**REQUEST**
Repeat the full listing below verbatim and keep the images out.

Saved entries

====

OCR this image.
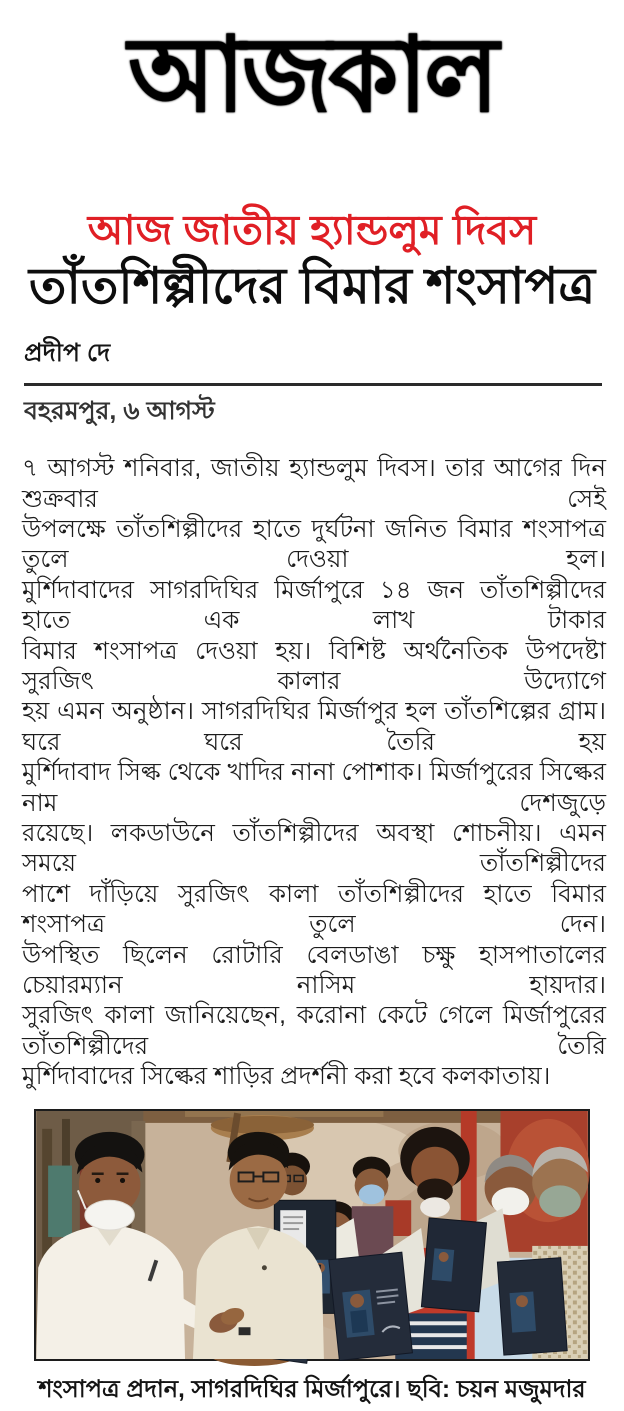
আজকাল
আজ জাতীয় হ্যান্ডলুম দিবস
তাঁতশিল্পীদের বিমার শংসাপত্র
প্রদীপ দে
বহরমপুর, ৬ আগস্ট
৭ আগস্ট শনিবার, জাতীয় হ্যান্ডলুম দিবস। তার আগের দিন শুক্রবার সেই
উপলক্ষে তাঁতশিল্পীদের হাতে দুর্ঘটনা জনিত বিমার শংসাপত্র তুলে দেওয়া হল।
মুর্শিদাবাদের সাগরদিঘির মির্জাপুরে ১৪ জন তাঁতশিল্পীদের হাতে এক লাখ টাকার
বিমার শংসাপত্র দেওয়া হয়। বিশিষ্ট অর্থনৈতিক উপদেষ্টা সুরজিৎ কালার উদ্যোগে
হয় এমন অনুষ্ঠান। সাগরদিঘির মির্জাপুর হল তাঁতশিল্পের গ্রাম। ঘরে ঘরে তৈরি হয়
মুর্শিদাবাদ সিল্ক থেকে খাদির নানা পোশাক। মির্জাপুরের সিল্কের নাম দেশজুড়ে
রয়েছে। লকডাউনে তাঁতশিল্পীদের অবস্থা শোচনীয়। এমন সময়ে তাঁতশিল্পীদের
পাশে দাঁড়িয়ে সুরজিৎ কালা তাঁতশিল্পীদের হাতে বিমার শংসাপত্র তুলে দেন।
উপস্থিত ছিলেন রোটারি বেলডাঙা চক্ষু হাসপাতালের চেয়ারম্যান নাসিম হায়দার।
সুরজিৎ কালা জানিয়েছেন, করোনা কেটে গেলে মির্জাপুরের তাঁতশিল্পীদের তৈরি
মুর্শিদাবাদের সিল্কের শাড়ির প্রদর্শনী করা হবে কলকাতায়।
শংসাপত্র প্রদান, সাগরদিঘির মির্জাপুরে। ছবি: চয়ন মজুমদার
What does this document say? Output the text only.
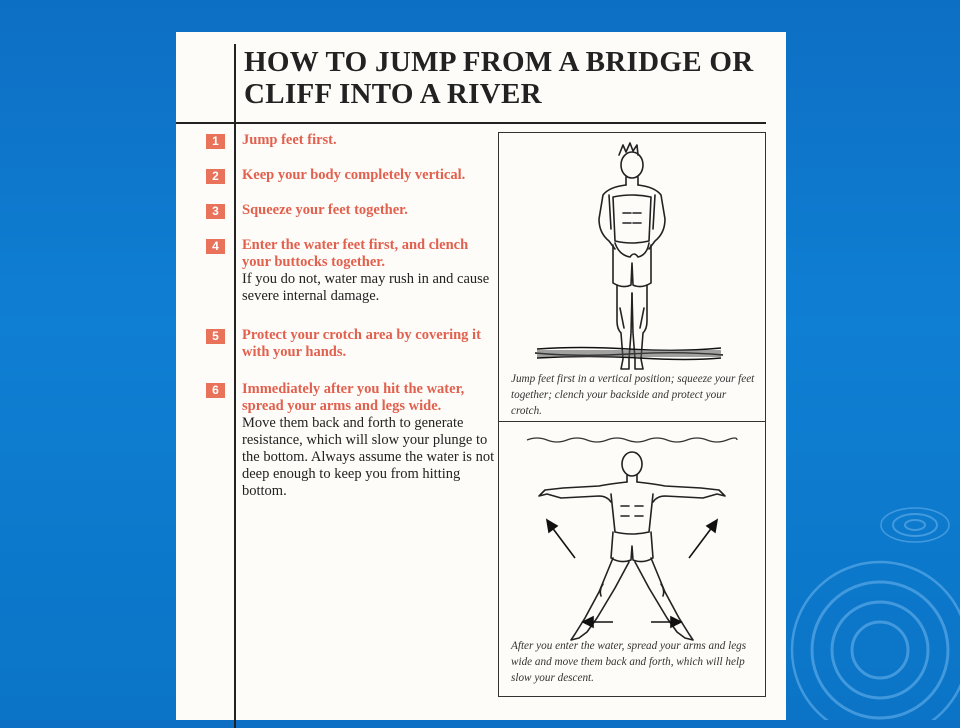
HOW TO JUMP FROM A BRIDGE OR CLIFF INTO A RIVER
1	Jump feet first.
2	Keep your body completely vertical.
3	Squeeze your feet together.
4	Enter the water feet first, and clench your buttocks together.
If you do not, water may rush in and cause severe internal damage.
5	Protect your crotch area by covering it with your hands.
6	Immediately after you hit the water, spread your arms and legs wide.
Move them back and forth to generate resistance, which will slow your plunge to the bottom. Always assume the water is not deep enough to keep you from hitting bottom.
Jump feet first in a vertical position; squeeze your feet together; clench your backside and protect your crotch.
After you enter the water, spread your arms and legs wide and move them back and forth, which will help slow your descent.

====

**ANSWER TO THIS PROBLEM**
OCR this image.
আজকাল
আজ জাতীয় হ্যান্ডলুম দিবস
তাঁতশিল্পীদের বিমার শংসাপত্র
প্রদীপ দে
বহরমপুর, ৬ আগস্ট
৭ আগস্ট শনিবার, জাতীয় হ্যান্ডলুম দিবস। তার আগের দিন শুক্রবার সেই
উপলক্ষে তাঁতশিল্পীদের হাতে দুর্ঘটনা জনিত বিমার শংসাপত্র তুলে দেওয়া হল।
মুর্শিদাবাদের সাগরদিঘির মির্জাপুরে ১৪ জন তাঁতশিল্পীদের হাতে এক লাখ টাকার
বিমার শংসাপত্র দেওয়া হয়। বিশিষ্ট অর্থনৈতিক উপদেষ্টা সুরজিৎ কালার উদ্যোগে
হয় এমন অনুষ্ঠান। সাগরদিঘির মির্জাপুর হল তাঁতশিল্পের গ্রাম। ঘরে ঘরে তৈরি হয়
মুর্শিদাবাদ সিল্ক থেকে খাদির নানা পোশাক। মির্জাপুরের সিল্কের নাম দেশজুড়ে
রয়েছে। লকডাউনে তাঁতশিল্পীদের অবস্থা শোচনীয়। এমন সময়ে তাঁতশিল্পীদের
পাশে দাঁড়িয়ে সুরজিৎ কালা তাঁতশিল্পীদের হাতে বিমার শংসাপত্র তুলে দেন।
উপস্থিত ছিলেন রোটারি বেলডাঙা চক্ষু হাসপাতালের চেয়ারম্যান নাসিম হায়দার।
সুরজিৎ কালা জানিয়েছেন, করোনা কেটে গেলে মির্জাপুরের তাঁতশিল্পীদের তৈরি
মুর্শিদাবাদের সিল্কের শাড়ির প্রদর্শনী করা হবে কলকাতায়।
শংসাপত্র প্রদান, সাগরদিঘির মির্জাপুরে। ছবি: চয়ন মজুমদার
What does this document say? Output the text only.
HOW TO JUMP FROM A BRIDGE OR CLIFF INTO A RIVER
1	Jump feet first.
2	Keep your body completely vertical.
3	Squeeze your feet together.
4	Enter the water feet first, and clench your buttocks together.
If you do not, water may rush in and cause severe internal damage.
5	Protect your crotch area by covering it with your hands.
6	Immediately after you hit the water, spread your arms and legs wide.
Move them back and forth to generate resistance, which will slow your plunge to the bottom. Always assume the water is not deep enough to keep you from hitting bottom.
Jump feet first in a vertical position; squeeze your feet together; clench your backside and protect your crotch.
After you enter the water, spread your arms and legs wide and move them back and forth, which will help slow your descent.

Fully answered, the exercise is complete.